**文件節選**
++++++++++

FlinkSource.build() 方法中根據 isStreaming=true 會構造 StreamingMonitorFunction，這個類繼承 Flink RichSourceFunction，相當于 Source

@Override
public void run(SourceContext<FlinkInputSplit> ctx) throws Exception {
  this.sourceContext = ctx;
  while (isRunning) {
    synchronized (sourceContext.getCheckpointLock()) {
      if (isRunning) {
        monitorAndForwardSplits();
      }
    }
	// 固定時間間隔去構造 FlinkInputSplit，默認 10s，
    Thread.sleep(scanContext.monitorInterval().toMillis());
  }
}

由 StreamingMonitorFunction 中構造 Split ，一直跳轉到 IncrementalDataTableScan 構造 planFiles，獲取需要特定檔案構造 Source 中本次讀取的資料

@Override
public CloseableIterable<FileScanTask> planFiles() {
// 獲取所需要遍歷的 Snapshot 集合，(fromSnapshotId, toSnapshotId], 左開右閉
  List<Snapshot> snapshots = snapshotsWithin(table(),
      context().fromSnapshotId(), context().toSnapshotId());
  Set<Long> snapshotIds = Sets.newHashSet(Iterables.transform(snapshots, Snapshot::snapshotId));
// 遍歷得到所有需要掃描的 ManifestFile
  Set<ManifestFile> manifests = FluentIterable
      .from(snapshots)
// 過濾 deleteManifests
      .transformAndConcat(Snapshot::dataManifests)
// manifestFile 創建的時候會帶上對應的 snapshotId，此處過濾相當于獲取每個 snapshot 新增的 manifestFile
      .filter(manifestFile -> snapshotIds.contains(manifestFile.snapshotId()))
      .toSet();

  ManifestGroup manifestGroup = new ManifestGroup(tableOps().io(), manifests)

++++++++++

**題目 1**
請以 JSON 字串列表給出下方清單中的各行：從含有“114, 375, 140]”的那一行起，一直到含有“278, 375, 312]”的那一行為止，兩端都包括在內。每行一個字串，空行略去。

++++++++++

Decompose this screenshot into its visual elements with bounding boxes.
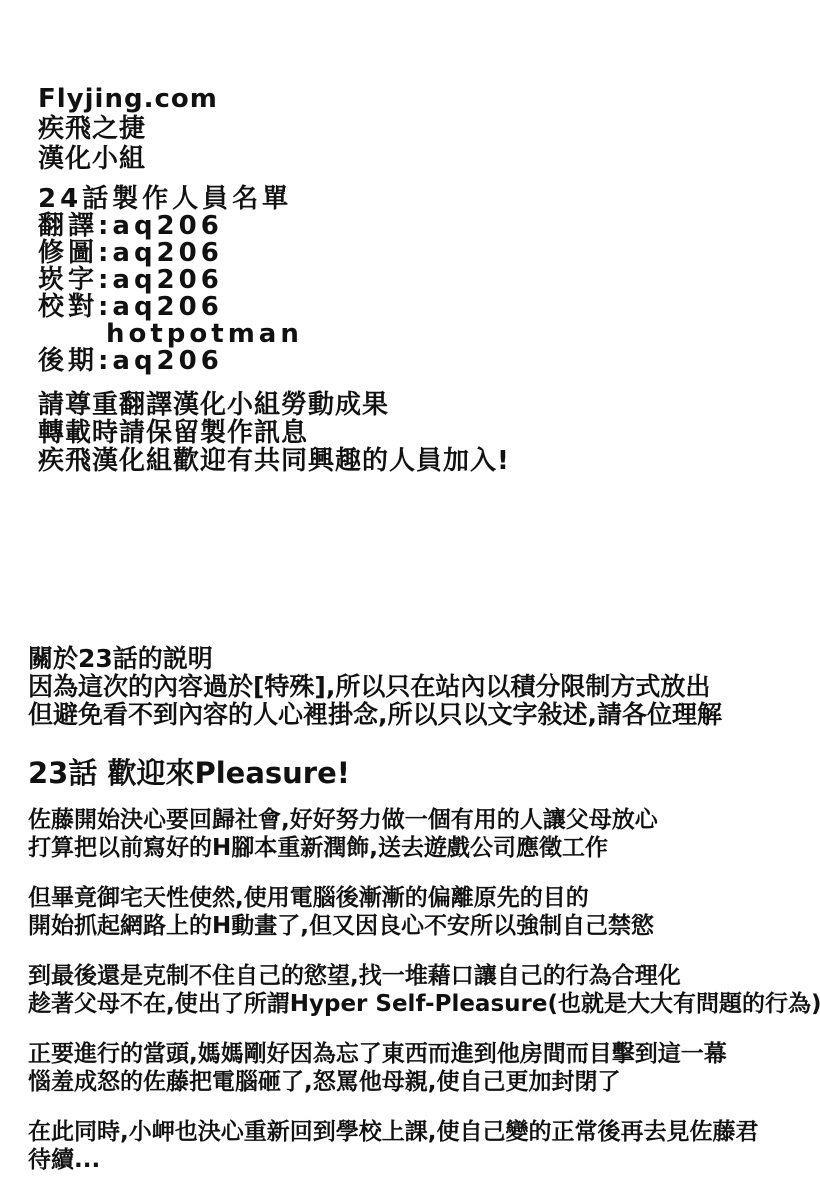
chapter-23-heading: 23話 歡迎來Pleasure!: [28, 757, 820, 789]
credit-line-typesetting: 崁字:aq206: [38, 267, 820, 294]
credit-line-proofreading: 校對:aq206: [38, 294, 820, 321]
story-line: 正要進行的當頭,媽媽剛好因為忘了東西而進到他房間而目擊到這一幕: [28, 1040, 820, 1068]
story-paragraph-2: 但畢竟御宅天性使然,使用電腦後漸漸的偏離原先的目的 開始抓起網路上的H動畫了,但…: [28, 884, 820, 940]
credit-line-post-production: 後期:aq206: [38, 348, 820, 375]
story-line: 開始抓起網路上的H動畫了,但又因良心不安所以強制自己禁慾: [28, 912, 820, 940]
credit-line-image-editing: 修圖:aq206: [38, 240, 820, 267]
story-paragraph-1: 佐藤開始決心要回歸社會,好好努力做一個有用的人讓父母放心 打算把以前寫好的H腳本…: [28, 806, 820, 862]
story-line: 惱羞成怒的佐藤把電腦砸了,怒罵他母親,使自己更加封閉了: [28, 1068, 820, 1096]
group-name-line-2: 漢化小組: [38, 144, 820, 174]
group-name-line-1: 疾飛之捷: [38, 114, 820, 144]
explanation-line-3: 但避免看不到內容的人心裡掛念,所以只以文字敍述,請各位理解: [28, 701, 820, 729]
story-paragraph-5: 在此同時,小岬也決心重新回到學校上課,使自己變的正常後再去見佐藤君 待續...: [28, 1118, 820, 1174]
credit-line-translation: 翻譯:aq206: [38, 213, 820, 240]
notice-line-2: 轉載時請保留製作訊息: [38, 419, 820, 447]
chapter-23-explanation: 關於23話的説明 因為這次的內容過於[特殊],所以只在站內以積分限制方式放出 但…: [28, 645, 820, 729]
reprint-notice: 請尊重翻譯漢化小組勞動成果 轉載時請保留製作訊息 疾飛漢化組歡迎有共同興趣的人員…: [38, 391, 820, 475]
explanation-line-2: 因為這次的內容過於[特殊],所以只在站內以積分限制方式放出: [28, 673, 820, 701]
story-line: 趁著父母不在,使出了所謂Hyper Self-Pleasure(也就是大大有問題…: [28, 990, 820, 1018]
credit-line-proofreading-2: hotpotman: [38, 321, 820, 348]
credits-title: 24話製作人員名單: [38, 186, 820, 213]
scanlation-credits-page: Flyjing.com 疾飛之捷 漢化小組 24話製作人員名單 翻譯:aq206…: [0, 0, 820, 1200]
group-header: Flyjing.com 疾飛之捷 漢化小組: [38, 84, 820, 174]
story-line: 打算把以前寫好的H腳本重新潤飾,送去遊戲公司應徵工作: [28, 834, 820, 862]
staff-credits: 24話製作人員名單 翻譯:aq206 修圖:aq206 崁字:aq206 校對:…: [38, 186, 820, 375]
site-name: Flyjing.com: [38, 84, 820, 114]
notice-line-1: 請尊重翻譯漢化小組勞動成果: [38, 391, 820, 419]
story-line: 佐藤開始決心要回歸社會,好好努力做一個有用的人讓父母放心: [28, 806, 820, 834]
notice-line-3: 疾飛漢化組歡迎有共同興趣的人員加入!: [38, 447, 820, 475]
story-line: 在此同時,小岬也決心重新回到學校上課,使自己變的正常後再去見佐藤君: [28, 1118, 820, 1146]
story-paragraph-4: 正要進行的當頭,媽媽剛好因為忘了東西而進到他房間而目擊到這一幕 惱羞成怒的佐藤把…: [28, 1040, 820, 1096]
story-line-to-be-continued: 待續...: [28, 1146, 820, 1174]
story-line: 但畢竟御宅天性使然,使用電腦後漸漸的偏離原先的目的: [28, 884, 820, 912]
story-line: 到最後還是克制不住自己的慾望,找一堆藉口讓自己的行為合理化: [28, 962, 820, 990]
story-paragraph-3: 到最後還是克制不住自己的慾望,找一堆藉口讓自己的行為合理化 趁著父母不在,使出了…: [28, 962, 820, 1018]
explanation-line-1: 關於23話的説明: [28, 645, 820, 673]
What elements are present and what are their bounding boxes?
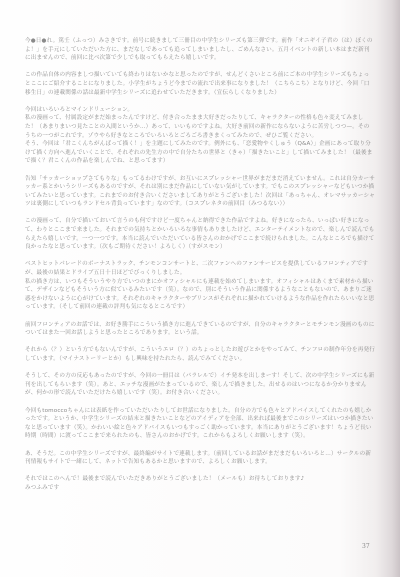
paragraph-manga-style: 私の漫画って、付属設定がまだ始まったんですけど、付き合ったまま大好きだったりして… [25, 114, 375, 140]
paragraph-heading: 今回はいろいろとマインドリューション。 [25, 106, 375, 115]
page-number: 37 [362, 543, 370, 550]
paragraph-series-note: この作品自体の内容ましつ描いていても終わりはないかなと思ったのですが、せんどくさ… [25, 71, 375, 97]
scanned-page: 今●日●れ。篤壬（ふっつ）みさきです。前号に続きまして三冊目の中学生シリーズも第… [0, 0, 400, 577]
paragraph-reissue: それから（？）という方でもないんですが、こういうエロ（？）のちょっとしたお遊びと… [25, 346, 375, 363]
closing-line: それではこのへんで！最後まで読んでいただきありがとうございました！（メールも）お… [25, 475, 375, 484]
paragraph-theme: そう、今回は「君こくんちがんばって描く！」を主題にしてみたのです。例外にも、「恋… [25, 140, 375, 166]
paragraph-reflection: この漫画って、自分で描いておいて言うのも何ですけど一度ちゃんと納得できた作品です… [25, 217, 375, 251]
author-signature: みつふみです [25, 484, 375, 493]
paragraph-announcement: 告知「サッカーショップさてもりな」もってるわけですが、お互いにスプレッシャー世界… [25, 175, 375, 209]
paragraph-drawing-style: 私の描き方は、いつもそういうやり方でいつのまにかオフィシャルにも連載を始めてしま… [25, 278, 375, 312]
paragraph-intro: 今●日●れ。篤壬（ふっつ）みさきです。前号に続きまして三冊目の中学生シリーズも第… [25, 37, 375, 63]
paragraph-new-release: そうして、その方の反応もあったのですが、今回の一冊目は（パラレルで）イチ発本を出… [25, 372, 375, 398]
body-text: 今●日●れ。篤壬（ふっつ）みさきです。前号に続きまして三冊目の中学生シリーズも第… [25, 37, 375, 492]
paragraph-website: あ、そうだ。この中学生シリーズですが、最終編がサイトで連載します。（前回している… [25, 450, 375, 467]
paragraph-frontier: 前回フロンティアのお話では、お好き勝手にこういう描き方に進んできているのですが、… [25, 321, 375, 338]
paragraph-best-hit: ベストヒットパレードのボーナストラック、チンモンコンサートと、二次ファンへのファ… [25, 260, 375, 277]
paragraph-thanks: 今回もtomoccoちゃんには表紙を作っていただいたりしてお世話になりました。自… [25, 407, 375, 441]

++++++++++

**題目 2**
將文件節選中以「由 StreamingMonitorFunction 中構造 Split」開頭的段落改寫為條列形式，保留主要內容。

**答案 1**
[
  "paragraph-manga-style: 私の漫画って、付属設定がまだ始まったんですけど、付き合ったまま大好きだったりして… [25, 114, 375, 140]",
  "paragraph-heading: 今回はいろいろとマインドリューション。 [25, 106, 375, 115]",
  "page-number: 37 [362, 543, 370, 550]",
  "paragraph-series-note: この作品自体の内容ましつ描いていても終わりはないかなと思ったのですが、せんどくさ… [25, 71, 375, 97]",
  "scanned-page: 今●日●れ。篤壬（ふっつ）みさきです。前号に続きまして三冊目の中学生シリーズも第… [0, 0, 400, 577]",
  "paragraph-reissue: それから（？）という方でもないんですが、こういうエロ（？）のちょっとしたお遊びと… [25, 346, 375, 363]",
  "closing-line: それではこのへんで！最後まで読んでいただきありがとうございました！（メールも）お… [25, 475, 375, 484]",
  "paragraph-theme: そう、今回は「君こくんちがんばって描く！」を主題にしてみたのです。例外にも、「恋… [25, 140, 375, 166]",
  "paragraph-reflection: この漫画って、自分で描いておいて言うのも何ですけど一度ちゃんと納得できた作品です… [25, 217, 375, 251]",
  "author-signature: みつふみです [25, 484, 375, 493]",
  "paragraph-announcement: 告知「サッカーショップさてもりな」もってるわけですが、お互いにスプレッシャー世界… [25, 175, 375, 209]",
  "paragraph-drawing-style: 私の描き方は、いつもそういうやり方でいつのまにかオフィシャルにも連載を始めてしま… [25, 278, 375, 312]"
]

**答案 2**
- 在 StreamingMonitorFunction 中構造 Split。
- 一路跳轉到 IncrementalDataTableScan，構造 planFiles。
- 取得所需的特定檔案，構造 Source 本次讀取的資料。